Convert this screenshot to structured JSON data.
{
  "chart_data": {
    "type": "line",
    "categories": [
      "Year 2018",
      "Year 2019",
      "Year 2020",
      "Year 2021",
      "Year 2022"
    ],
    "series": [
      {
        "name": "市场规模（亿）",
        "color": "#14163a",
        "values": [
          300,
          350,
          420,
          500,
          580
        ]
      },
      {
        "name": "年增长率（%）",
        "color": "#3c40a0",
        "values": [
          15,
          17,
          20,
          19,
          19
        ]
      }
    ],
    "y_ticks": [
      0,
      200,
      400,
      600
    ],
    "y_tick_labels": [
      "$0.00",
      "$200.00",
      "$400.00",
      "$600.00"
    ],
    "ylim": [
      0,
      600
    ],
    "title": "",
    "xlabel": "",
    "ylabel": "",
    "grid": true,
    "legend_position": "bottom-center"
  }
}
----
Exercise objective: Find the word "Year" in the records and pull out each line that has it.

Response:
      "Year 2018",
      "Year 2019",
      "Year 2020",
      "Year 2021",
      "Year 2022"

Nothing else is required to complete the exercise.